**WHAT IS NEEDED**
Look below. Copy each line that has "necesario" in it.

**EXTRACTED MATERIAL**
begin

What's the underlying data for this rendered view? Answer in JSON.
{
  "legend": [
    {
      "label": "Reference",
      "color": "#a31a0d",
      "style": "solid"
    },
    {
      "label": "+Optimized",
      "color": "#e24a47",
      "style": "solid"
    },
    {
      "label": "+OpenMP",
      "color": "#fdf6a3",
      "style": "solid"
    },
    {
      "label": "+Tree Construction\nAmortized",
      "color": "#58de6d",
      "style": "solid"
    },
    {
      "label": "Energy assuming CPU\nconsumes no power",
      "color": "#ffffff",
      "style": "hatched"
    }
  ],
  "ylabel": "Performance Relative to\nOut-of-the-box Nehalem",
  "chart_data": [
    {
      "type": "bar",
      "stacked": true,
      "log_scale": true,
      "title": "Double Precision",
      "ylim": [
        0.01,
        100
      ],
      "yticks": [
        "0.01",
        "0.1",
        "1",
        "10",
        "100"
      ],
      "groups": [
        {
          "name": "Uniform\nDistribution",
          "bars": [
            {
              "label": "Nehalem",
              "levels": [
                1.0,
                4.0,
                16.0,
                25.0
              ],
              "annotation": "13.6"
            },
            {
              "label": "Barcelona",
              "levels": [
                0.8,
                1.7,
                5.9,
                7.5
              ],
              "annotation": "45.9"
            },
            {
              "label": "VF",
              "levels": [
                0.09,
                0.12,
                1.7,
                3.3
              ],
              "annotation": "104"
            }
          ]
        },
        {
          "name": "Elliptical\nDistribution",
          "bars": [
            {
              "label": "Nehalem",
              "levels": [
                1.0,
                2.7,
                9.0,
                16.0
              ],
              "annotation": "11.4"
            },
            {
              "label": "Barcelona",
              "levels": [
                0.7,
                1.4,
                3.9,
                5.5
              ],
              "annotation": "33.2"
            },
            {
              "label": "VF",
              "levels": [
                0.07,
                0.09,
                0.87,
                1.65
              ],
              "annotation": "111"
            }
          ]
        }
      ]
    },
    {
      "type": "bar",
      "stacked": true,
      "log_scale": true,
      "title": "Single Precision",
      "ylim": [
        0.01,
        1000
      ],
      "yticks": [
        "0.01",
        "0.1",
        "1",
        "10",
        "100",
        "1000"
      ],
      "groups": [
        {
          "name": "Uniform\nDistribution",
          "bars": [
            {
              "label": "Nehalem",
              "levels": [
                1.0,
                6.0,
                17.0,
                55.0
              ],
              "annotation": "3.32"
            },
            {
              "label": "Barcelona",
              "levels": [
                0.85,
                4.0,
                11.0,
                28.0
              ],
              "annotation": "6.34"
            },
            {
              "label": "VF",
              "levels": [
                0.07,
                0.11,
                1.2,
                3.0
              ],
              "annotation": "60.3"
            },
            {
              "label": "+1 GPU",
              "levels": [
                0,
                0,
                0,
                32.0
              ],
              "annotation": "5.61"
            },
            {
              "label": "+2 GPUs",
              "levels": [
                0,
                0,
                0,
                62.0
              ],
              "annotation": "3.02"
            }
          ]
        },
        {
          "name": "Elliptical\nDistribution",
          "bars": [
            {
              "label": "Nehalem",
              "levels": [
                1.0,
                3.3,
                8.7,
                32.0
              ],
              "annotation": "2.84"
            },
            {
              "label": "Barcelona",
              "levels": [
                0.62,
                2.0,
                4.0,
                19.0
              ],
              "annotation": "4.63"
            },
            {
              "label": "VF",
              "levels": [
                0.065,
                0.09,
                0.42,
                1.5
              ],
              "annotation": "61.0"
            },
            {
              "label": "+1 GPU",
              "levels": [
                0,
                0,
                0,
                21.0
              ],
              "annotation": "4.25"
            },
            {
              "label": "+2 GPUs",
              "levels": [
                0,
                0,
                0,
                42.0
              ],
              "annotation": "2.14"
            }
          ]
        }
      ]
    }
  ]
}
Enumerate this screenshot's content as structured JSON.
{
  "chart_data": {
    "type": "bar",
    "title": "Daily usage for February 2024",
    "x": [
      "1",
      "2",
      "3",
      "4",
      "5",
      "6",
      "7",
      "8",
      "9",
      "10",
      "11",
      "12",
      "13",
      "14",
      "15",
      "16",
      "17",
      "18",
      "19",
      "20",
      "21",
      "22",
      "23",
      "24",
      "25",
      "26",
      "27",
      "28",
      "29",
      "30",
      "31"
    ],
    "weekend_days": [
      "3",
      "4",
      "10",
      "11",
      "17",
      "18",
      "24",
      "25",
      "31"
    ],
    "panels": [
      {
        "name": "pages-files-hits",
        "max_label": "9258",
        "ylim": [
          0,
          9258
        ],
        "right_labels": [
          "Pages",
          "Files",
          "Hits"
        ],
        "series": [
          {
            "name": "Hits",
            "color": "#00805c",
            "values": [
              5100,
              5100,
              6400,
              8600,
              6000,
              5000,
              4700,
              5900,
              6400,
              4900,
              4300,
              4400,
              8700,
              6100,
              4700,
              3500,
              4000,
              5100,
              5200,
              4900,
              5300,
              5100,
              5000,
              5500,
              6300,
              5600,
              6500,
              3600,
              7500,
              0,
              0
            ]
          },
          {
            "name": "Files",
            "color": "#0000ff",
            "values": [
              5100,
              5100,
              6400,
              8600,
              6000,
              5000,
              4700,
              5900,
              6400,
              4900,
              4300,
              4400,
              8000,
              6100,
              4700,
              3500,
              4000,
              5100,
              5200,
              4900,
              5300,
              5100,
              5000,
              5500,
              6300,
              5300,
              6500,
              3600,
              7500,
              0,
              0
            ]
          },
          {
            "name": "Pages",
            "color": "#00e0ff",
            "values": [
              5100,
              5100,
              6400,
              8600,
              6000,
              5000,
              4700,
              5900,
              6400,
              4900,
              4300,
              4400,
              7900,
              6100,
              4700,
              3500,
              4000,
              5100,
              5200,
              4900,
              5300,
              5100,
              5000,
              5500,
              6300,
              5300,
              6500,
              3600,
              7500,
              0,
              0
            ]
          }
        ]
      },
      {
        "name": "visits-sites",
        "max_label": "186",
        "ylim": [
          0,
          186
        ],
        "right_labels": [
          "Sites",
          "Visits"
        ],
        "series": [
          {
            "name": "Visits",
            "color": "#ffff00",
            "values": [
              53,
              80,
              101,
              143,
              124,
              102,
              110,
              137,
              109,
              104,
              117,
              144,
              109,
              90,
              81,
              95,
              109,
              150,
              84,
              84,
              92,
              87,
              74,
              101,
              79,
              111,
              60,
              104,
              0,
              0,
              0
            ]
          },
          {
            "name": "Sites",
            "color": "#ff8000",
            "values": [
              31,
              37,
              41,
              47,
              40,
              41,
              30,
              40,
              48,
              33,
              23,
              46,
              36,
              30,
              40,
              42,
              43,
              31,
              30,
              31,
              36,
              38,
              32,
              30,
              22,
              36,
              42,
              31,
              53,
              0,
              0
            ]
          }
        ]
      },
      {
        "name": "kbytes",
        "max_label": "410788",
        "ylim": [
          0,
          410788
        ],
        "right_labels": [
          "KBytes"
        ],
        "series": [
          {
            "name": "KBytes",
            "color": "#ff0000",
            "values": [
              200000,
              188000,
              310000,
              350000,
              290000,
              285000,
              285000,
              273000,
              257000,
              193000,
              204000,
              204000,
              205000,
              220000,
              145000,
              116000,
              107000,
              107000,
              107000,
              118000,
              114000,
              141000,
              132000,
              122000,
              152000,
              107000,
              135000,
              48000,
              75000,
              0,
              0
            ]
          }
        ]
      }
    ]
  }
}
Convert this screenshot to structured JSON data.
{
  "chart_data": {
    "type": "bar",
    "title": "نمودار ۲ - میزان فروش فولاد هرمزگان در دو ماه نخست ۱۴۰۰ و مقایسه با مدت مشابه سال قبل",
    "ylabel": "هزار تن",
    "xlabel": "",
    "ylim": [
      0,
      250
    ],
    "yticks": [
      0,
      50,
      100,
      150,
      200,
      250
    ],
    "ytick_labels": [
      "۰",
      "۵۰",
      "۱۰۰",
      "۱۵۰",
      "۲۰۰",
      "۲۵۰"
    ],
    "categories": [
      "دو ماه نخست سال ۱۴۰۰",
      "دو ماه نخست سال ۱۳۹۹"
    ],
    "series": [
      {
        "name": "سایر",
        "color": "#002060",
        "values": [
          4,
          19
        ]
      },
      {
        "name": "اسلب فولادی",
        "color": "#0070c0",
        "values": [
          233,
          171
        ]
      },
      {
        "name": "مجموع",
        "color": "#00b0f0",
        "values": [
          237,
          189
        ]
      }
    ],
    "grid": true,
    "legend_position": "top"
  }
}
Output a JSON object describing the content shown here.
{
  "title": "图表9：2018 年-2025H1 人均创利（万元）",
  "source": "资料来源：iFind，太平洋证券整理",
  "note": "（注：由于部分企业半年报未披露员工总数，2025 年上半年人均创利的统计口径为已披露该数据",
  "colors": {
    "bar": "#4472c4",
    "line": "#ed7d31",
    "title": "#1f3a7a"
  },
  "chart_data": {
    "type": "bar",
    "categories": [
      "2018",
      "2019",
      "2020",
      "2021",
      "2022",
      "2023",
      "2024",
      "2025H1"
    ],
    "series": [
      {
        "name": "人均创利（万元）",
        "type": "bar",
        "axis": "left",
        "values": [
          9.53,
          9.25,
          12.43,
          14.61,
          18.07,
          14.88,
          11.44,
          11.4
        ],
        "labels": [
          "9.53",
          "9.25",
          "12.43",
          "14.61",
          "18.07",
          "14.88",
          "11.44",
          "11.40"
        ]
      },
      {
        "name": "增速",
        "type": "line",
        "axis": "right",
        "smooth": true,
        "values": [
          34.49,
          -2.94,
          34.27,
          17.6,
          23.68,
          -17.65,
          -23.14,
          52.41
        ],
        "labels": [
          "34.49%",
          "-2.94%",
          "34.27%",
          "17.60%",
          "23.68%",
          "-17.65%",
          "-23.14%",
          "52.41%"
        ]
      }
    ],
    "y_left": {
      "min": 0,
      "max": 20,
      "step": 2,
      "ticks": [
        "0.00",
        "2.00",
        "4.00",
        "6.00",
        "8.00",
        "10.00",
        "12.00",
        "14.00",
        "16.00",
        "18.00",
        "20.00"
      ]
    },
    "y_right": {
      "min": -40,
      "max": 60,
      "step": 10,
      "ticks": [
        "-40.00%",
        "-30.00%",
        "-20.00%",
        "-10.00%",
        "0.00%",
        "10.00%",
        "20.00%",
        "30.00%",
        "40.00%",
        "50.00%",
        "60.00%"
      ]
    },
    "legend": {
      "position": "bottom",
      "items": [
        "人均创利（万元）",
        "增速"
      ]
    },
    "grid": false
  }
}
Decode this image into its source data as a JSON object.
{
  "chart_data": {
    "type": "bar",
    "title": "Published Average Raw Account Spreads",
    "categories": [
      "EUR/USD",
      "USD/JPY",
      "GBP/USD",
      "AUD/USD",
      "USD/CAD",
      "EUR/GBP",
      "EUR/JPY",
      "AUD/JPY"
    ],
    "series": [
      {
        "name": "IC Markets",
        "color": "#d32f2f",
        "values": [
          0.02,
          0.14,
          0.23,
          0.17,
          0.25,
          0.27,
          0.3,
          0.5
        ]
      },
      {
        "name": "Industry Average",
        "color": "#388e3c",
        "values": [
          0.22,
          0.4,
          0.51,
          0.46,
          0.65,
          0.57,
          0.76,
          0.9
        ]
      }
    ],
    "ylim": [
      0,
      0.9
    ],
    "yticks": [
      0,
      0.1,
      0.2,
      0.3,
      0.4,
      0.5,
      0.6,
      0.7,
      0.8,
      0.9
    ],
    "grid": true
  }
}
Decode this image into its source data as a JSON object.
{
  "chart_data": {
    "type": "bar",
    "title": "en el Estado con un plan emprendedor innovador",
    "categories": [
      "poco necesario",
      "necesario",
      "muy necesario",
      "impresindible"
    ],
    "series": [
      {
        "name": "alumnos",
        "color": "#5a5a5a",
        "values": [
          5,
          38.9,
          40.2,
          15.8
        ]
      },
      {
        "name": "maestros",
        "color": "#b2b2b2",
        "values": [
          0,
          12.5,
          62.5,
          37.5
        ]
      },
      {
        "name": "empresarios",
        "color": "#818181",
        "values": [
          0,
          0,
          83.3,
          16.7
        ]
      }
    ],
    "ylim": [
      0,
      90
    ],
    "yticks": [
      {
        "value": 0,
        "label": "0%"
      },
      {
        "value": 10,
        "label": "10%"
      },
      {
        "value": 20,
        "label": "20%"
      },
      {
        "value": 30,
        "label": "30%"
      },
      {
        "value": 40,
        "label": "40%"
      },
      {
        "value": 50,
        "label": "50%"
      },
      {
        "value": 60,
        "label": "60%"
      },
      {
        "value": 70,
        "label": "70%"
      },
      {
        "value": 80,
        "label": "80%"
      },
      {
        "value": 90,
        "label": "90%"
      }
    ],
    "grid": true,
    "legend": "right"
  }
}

end

**SOLUTION FOR THIS EXERCISE**
      "poco necesario",
      "necesario",
      "muy necesario",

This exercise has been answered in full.